----- SUPPLIED MATERIAL

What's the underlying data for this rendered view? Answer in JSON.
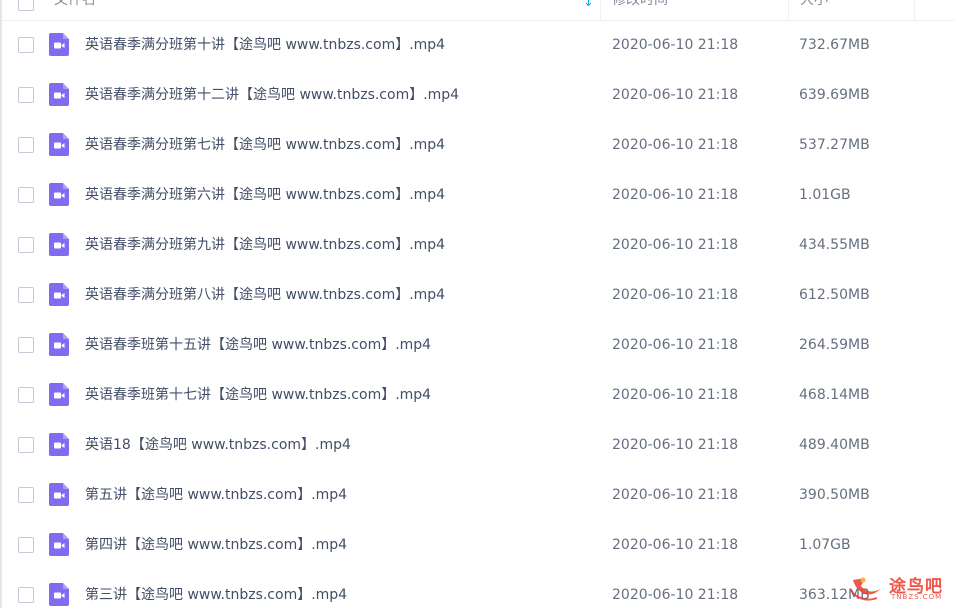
{
  "header": {
    "name_label": "文件名",
    "time_label": "修改时间",
    "size_label": "大小",
    "sort_icon": "sort-arrow-down-icon"
  },
  "files": [
    {
      "name": "英语春季满分班第十讲【途鸟吧 www.tnbzs.com】.mp4",
      "time": "2020-06-10 21:18",
      "size": "732.67MB"
    },
    {
      "name": "英语春季满分班第十二讲【途鸟吧 www.tnbzs.com】.mp4",
      "time": "2020-06-10 21:18",
      "size": "639.69MB"
    },
    {
      "name": "英语春季满分班第七讲【途鸟吧 www.tnbzs.com】.mp4",
      "time": "2020-06-10 21:18",
      "size": "537.27MB"
    },
    {
      "name": "英语春季满分班第六讲【途鸟吧 www.tnbzs.com】.mp4",
      "time": "2020-06-10 21:18",
      "size": "1.01GB"
    },
    {
      "name": "英语春季满分班第九讲【途鸟吧 www.tnbzs.com】.mp4",
      "time": "2020-06-10 21:18",
      "size": "434.55MB"
    },
    {
      "name": "英语春季满分班第八讲【途鸟吧 www.tnbzs.com】.mp4",
      "time": "2020-06-10 21:18",
      "size": "612.50MB"
    },
    {
      "name": "英语春季班第十五讲【途鸟吧 www.tnbzs.com】.mp4",
      "time": "2020-06-10 21:18",
      "size": "264.59MB"
    },
    {
      "name": "英语春季班第十七讲【途鸟吧 www.tnbzs.com】.mp4",
      "time": "2020-06-10 21:18",
      "size": "468.14MB"
    },
    {
      "name": "英语18【途鸟吧 www.tnbzs.com】.mp4",
      "time": "2020-06-10 21:18",
      "size": "489.40MB"
    },
    {
      "name": "第五讲【途鸟吧 www.tnbzs.com】.mp4",
      "time": "2020-06-10 21:18",
      "size": "390.50MB"
    },
    {
      "name": "第四讲【途鸟吧 www.tnbzs.com】.mp4",
      "time": "2020-06-10 21:18",
      "size": "1.07GB"
    },
    {
      "name": "第三讲【途鸟吧 www.tnbzs.com】.mp4",
      "time": "2020-06-10 21:18",
      "size": "363.12MB"
    }
  ],
  "watermark": {
    "text": "途鸟吧",
    "sub": "TNBZS.COM"
  },
  "colors": {
    "icon_fill": "#7f6cf0",
    "sort_arrow": "#09aaff",
    "watermark": "#ee3a2c"
  }
}
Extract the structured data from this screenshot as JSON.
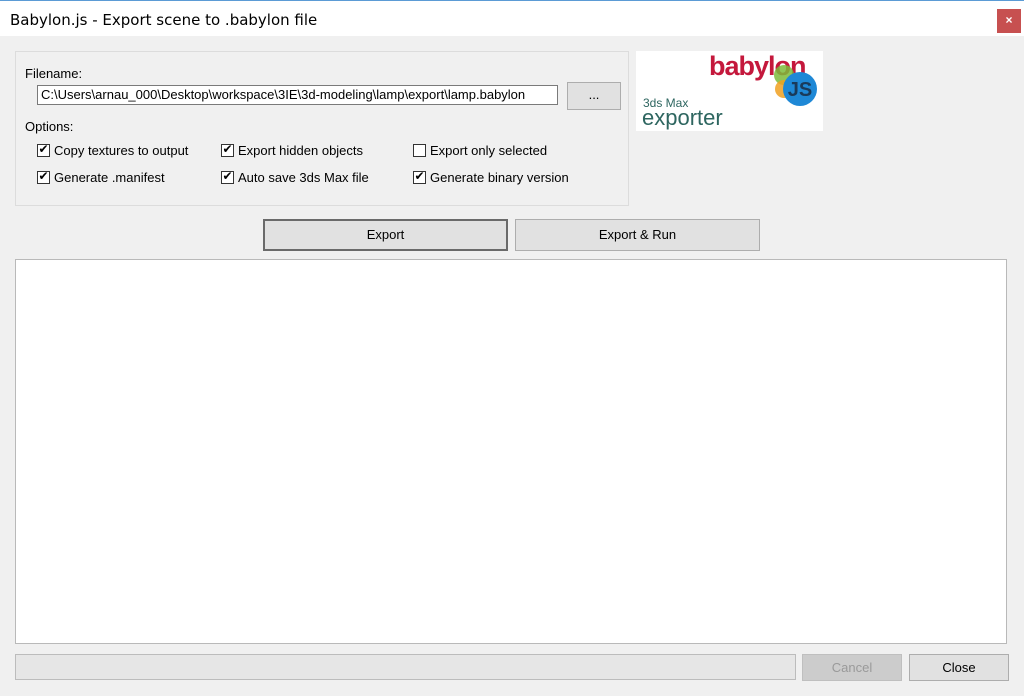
{
  "window": {
    "title": "Babylon.js - Export scene to .babylon file",
    "close_glyph": "×"
  },
  "filename": {
    "label": "Filename:",
    "value": "C:\\Users\\arnau_000\\Desktop\\workspace\\3IE\\3d-modeling\\lamp\\export\\lamp.babylon",
    "browse_label": "..."
  },
  "options": {
    "label": "Options:",
    "checkboxes": [
      {
        "label": "Copy textures to output",
        "checked": true
      },
      {
        "label": "Export hidden objects",
        "checked": true
      },
      {
        "label": "Export only selected",
        "checked": false
      },
      {
        "label": "Generate .manifest",
        "checked": true
      },
      {
        "label": "Auto save 3ds Max file",
        "checked": true
      },
      {
        "label": "Generate binary version",
        "checked": true
      }
    ]
  },
  "logo": {
    "brand": "babylon",
    "badge": "JS",
    "product_small": "3ds Max",
    "product_big": "exporter",
    "colors": {
      "brand": "#c4183c",
      "teal": "#2e6660",
      "blue": "#1e88d6",
      "green": "#7dbb3a",
      "orange": "#f0a020"
    }
  },
  "actions": {
    "export_label": "Export",
    "export_run_label": "Export & Run"
  },
  "footer": {
    "progress": 0,
    "cancel_label": "Cancel",
    "close_label": "Close"
  }
}
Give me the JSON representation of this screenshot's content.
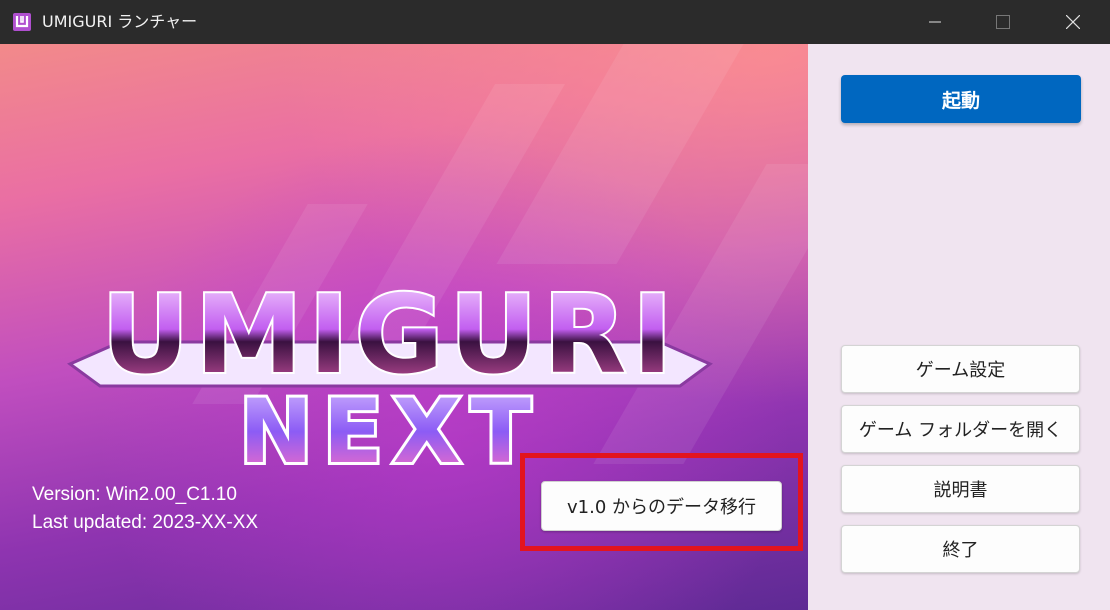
{
  "window": {
    "title": "UMIGURI ランチャー"
  },
  "hero": {
    "logo_line1": "UMIGURI",
    "logo_line2": "NEXT",
    "version_label": "Version: Win2.00_C1.10",
    "updated_label": "Last updated: 2023-XX-XX",
    "migrate_button": "v1.0 からのデータ移行",
    "highlight_color": "#e3141e"
  },
  "sidebar": {
    "launch_button": "起動",
    "game_settings_button": "ゲーム設定",
    "open_folder_button": "ゲーム フォルダーを開く",
    "manual_button": "説明書",
    "exit_button": "終了",
    "accent_color": "#0067c0"
  }
}
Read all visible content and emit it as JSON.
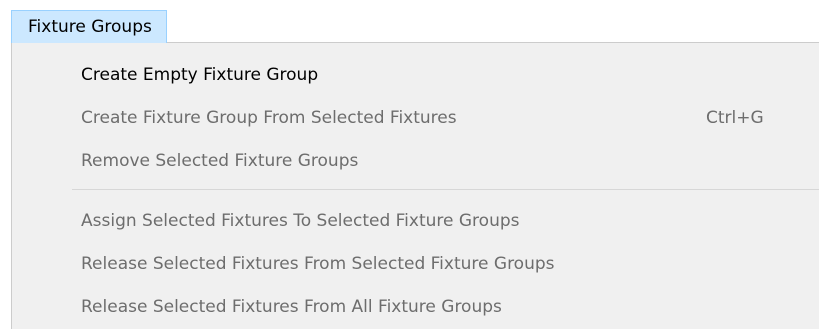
{
  "menubar": {
    "title": "Fixture Groups"
  },
  "menu": {
    "items": [
      {
        "label": "Create Empty Fixture Group",
        "shortcut": "",
        "enabled": true
      },
      {
        "label": "Create Fixture Group From Selected Fixtures",
        "shortcut": "Ctrl+G",
        "enabled": false
      },
      {
        "label": "Remove Selected Fixture Groups",
        "shortcut": "",
        "enabled": false
      },
      {
        "label": "Assign Selected Fixtures To Selected Fixture Groups",
        "shortcut": "",
        "enabled": false
      },
      {
        "label": "Release Selected Fixtures From Selected Fixture Groups",
        "shortcut": "",
        "enabled": false
      },
      {
        "label": "Release Selected Fixtures From All Fixture Groups",
        "shortcut": "",
        "enabled": false
      }
    ]
  },
  "colors": {
    "menu_background": "#f0f0f0",
    "active_tab_background": "#cce8ff",
    "active_tab_border": "#99d1ff",
    "enabled_text": "#000000",
    "disabled_text": "#6d6d6d"
  }
}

----------

## STATED GOAL
All the records need to be repeated exactly, with the images dropped.

## SOLUTION TO THIS TASK
What's the underlying data for this rendered view? Answer in JSON.
{
  "header": {
    "name_label": "文件名",
    "time_label": "修改时间",
    "size_label": "大小",
    "sort_icon": "sort-arrow-down-icon"
  },
  "files": [
    {
      "name": "英语春季满分班第十讲【途鸟吧 www.tnbzs.com】.mp4",
      "time": "2020-06-10 21:18",
      "size": "732.67MB"
    },
    {
      "name": "英语春季满分班第十二讲【途鸟吧 www.tnbzs.com】.mp4",
      "time": "2020-06-10 21:18",
      "size": "639.69MB"
    },
    {
      "name": "英语春季满分班第七讲【途鸟吧 www.tnbzs.com】.mp4",
      "time": "2020-06-10 21:18",
      "size": "537.27MB"
    },
    {
      "name": "英语春季满分班第六讲【途鸟吧 www.tnbzs.com】.mp4",
      "time": "2020-06-10 21:18",
      "size": "1.01GB"
    },
    {
      "name": "英语春季满分班第九讲【途鸟吧 www.tnbzs.com】.mp4",
      "time": "2020-06-10 21:18",
      "size": "434.55MB"
    },
    {
      "name": "英语春季满分班第八讲【途鸟吧 www.tnbzs.com】.mp4",
      "time": "2020-06-10 21:18",
      "size": "612.50MB"
    },
    {
      "name": "英语春季班第十五讲【途鸟吧 www.tnbzs.com】.mp4",
      "time": "2020-06-10 21:18",
      "size": "264.59MB"
    },
    {
      "name": "英语春季班第十七讲【途鸟吧 www.tnbzs.com】.mp4",
      "time": "2020-06-10 21:18",
      "size": "468.14MB"
    },
    {
      "name": "英语18【途鸟吧 www.tnbzs.com】.mp4",
      "time": "2020-06-10 21:18",
      "size": "489.40MB"
    },
    {
      "name": "第五讲【途鸟吧 www.tnbzs.com】.mp4",
      "time": "2020-06-10 21:18",
      "size": "390.50MB"
    },
    {
      "name": "第四讲【途鸟吧 www.tnbzs.com】.mp4",
      "time": "2020-06-10 21:18",
      "size": "1.07GB"
    },
    {
      "name": "第三讲【途鸟吧 www.tnbzs.com】.mp4",
      "time": "2020-06-10 21:18",
      "size": "363.12MB"
    }
  ],
  "watermark": {
    "text": "途鸟吧",
    "sub": "TNBZS.COM"
  },
  "colors": {
    "icon_fill": "#7f6cf0",
    "sort_arrow": "#09aaff",
    "watermark": "#ee3a2c"
  }
}
Extract the structured data from this screenshot as JSON.
{
  "window": {
    "title": "Babylon.js - Export scene to .babylon file",
    "close_glyph": "×"
  },
  "filename": {
    "label": "Filename:",
    "value": "C:\\Users\\arnau_000\\Desktop\\workspace\\3IE\\3d-modeling\\lamp\\export\\lamp.babylon",
    "browse_label": "..."
  },
  "options": {
    "label": "Options:",
    "checkboxes": [
      {
        "label": "Copy textures to output",
        "checked": true
      },
      {
        "label": "Export hidden objects",
        "checked": true
      },
      {
        "label": "Export only selected",
        "checked": false
      },
      {
        "label": "Generate .manifest",
        "checked": true
      },
      {
        "label": "Auto save 3ds Max file",
        "checked": true
      },
      {
        "label": "Generate binary version",
        "checked": true
      }
    ]
  },
  "logo": {
    "brand": "babylon",
    "badge": "JS",
    "product_small": "3ds Max",
    "product_big": "exporter",
    "colors": {
      "brand": "#c4183c",
      "teal": "#2e6660",
      "blue": "#1e88d6",
      "green": "#7dbb3a",
      "orange": "#f0a020"
    }
  },
  "actions": {
    "export_label": "Export",
    "export_run_label": "Export & Run"
  },
  "footer": {
    "progress": 0,
    "cancel_label": "Cancel",
    "close_label": "Close"
  }
}
Give me the JSON representation of this screenshot's content.
{
  "window": {
    "title": "UMIGURI ランチャー"
  },
  "hero": {
    "logo_line1": "UMIGURI",
    "logo_line2": "NEXT",
    "version_label": "Version: Win2.00_C1.10",
    "updated_label": "Last updated: 2023-XX-XX",
    "migrate_button": "v1.0 からのデータ移行",
    "highlight_color": "#e3141e"
  },
  "sidebar": {
    "launch_button": "起動",
    "game_settings_button": "ゲーム設定",
    "open_folder_button": "ゲーム フォルダーを開く",
    "manual_button": "説明書",
    "exit_button": "終了",
    "accent_color": "#0067c0"
  }
}
Read all visible content and emit it as JSON.
{
  "menubar": {
    "title": "Fixture Groups"
  },
  "menu": {
    "items": [
      {
        "label": "Create Empty Fixture Group",
        "shortcut": "",
        "enabled": true
      },
      {
        "label": "Create Fixture Group From Selected Fixtures",
        "shortcut": "Ctrl+G",
        "enabled": false
      },
      {
        "label": "Remove Selected Fixture Groups",
        "shortcut": "",
        "enabled": false
      },
      {
        "label": "Assign Selected Fixtures To Selected Fixture Groups",
        "shortcut": "",
        "enabled": false
      },
      {
        "label": "Release Selected Fixtures From Selected Fixture Groups",
        "shortcut": "",
        "enabled": false
      },
      {
        "label": "Release Selected Fixtures From All Fixture Groups",
        "shortcut": "",
        "enabled": false
      }
    ]
  },
  "colors": {
    "menu_background": "#f0f0f0",
    "active_tab_background": "#cce8ff",
    "active_tab_border": "#99d1ff",
    "enabled_text": "#000000",
    "disabled_text": "#6d6d6d"
  }
}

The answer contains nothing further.